**Written task:**
Among the lines below, list those containing the string "Inches".

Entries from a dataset

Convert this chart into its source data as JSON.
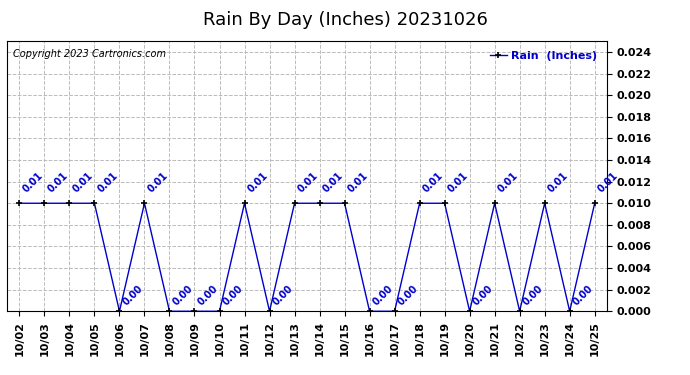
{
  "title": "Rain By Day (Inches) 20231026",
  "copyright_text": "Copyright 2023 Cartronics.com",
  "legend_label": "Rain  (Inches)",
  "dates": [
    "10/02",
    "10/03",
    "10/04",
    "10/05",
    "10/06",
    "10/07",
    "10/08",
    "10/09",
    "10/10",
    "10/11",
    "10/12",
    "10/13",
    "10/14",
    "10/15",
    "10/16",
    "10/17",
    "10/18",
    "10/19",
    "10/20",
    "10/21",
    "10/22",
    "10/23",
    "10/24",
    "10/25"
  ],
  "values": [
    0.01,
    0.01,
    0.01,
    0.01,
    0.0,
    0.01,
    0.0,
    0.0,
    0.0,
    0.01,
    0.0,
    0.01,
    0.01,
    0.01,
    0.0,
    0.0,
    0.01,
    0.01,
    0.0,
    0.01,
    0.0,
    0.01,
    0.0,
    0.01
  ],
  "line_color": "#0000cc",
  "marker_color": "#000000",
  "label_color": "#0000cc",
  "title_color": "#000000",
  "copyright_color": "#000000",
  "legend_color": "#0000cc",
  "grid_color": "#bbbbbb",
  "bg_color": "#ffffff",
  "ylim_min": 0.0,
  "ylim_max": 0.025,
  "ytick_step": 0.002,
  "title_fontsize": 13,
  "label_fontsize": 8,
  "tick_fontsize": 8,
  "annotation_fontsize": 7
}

--

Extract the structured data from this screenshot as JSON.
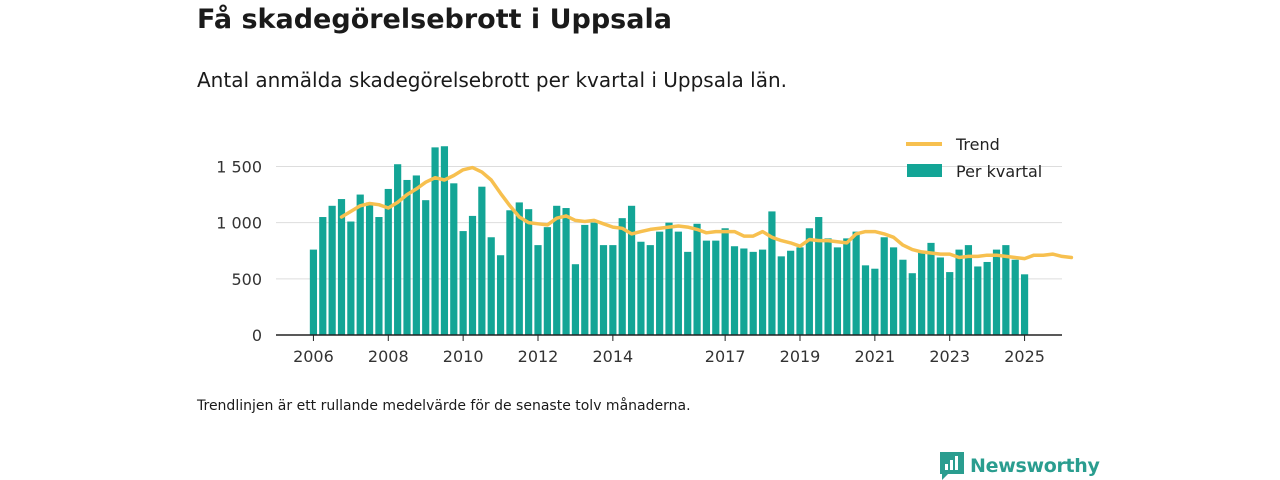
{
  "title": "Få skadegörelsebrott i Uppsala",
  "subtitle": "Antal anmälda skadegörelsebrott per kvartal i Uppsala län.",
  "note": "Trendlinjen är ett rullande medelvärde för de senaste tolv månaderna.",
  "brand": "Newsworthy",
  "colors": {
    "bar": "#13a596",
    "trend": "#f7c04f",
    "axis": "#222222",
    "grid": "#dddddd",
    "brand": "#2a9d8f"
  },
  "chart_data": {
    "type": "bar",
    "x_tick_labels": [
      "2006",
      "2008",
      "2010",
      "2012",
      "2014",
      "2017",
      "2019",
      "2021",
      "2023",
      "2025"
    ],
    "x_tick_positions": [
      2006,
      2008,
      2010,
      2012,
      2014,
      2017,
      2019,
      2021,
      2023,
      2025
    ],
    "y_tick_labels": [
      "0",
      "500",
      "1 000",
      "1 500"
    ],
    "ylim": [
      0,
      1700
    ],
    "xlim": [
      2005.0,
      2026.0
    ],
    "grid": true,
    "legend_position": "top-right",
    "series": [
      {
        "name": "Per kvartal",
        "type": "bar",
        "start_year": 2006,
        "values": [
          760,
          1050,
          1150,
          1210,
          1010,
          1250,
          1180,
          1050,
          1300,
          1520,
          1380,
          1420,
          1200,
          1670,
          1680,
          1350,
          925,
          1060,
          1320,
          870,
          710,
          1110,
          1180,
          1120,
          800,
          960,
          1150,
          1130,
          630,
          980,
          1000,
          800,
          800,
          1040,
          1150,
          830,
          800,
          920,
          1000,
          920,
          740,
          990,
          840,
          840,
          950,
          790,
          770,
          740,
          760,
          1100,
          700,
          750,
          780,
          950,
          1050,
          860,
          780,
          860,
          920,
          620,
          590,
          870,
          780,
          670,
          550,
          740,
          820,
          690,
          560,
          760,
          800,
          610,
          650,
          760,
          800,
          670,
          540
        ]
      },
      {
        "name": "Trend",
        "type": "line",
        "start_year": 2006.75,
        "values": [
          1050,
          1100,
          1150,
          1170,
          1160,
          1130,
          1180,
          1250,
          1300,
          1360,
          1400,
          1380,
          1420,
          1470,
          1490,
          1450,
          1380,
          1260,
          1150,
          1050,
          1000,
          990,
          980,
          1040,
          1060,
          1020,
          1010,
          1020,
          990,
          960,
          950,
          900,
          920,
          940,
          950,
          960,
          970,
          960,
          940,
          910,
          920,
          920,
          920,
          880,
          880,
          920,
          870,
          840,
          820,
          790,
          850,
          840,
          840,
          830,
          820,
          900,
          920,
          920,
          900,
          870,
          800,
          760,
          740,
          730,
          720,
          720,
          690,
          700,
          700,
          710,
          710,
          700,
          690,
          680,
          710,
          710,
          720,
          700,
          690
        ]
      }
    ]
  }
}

**Exercise result:**
  "title": "Rain By Day (Inches) 20231026",
  "legend_label": "Rain  (Inches)",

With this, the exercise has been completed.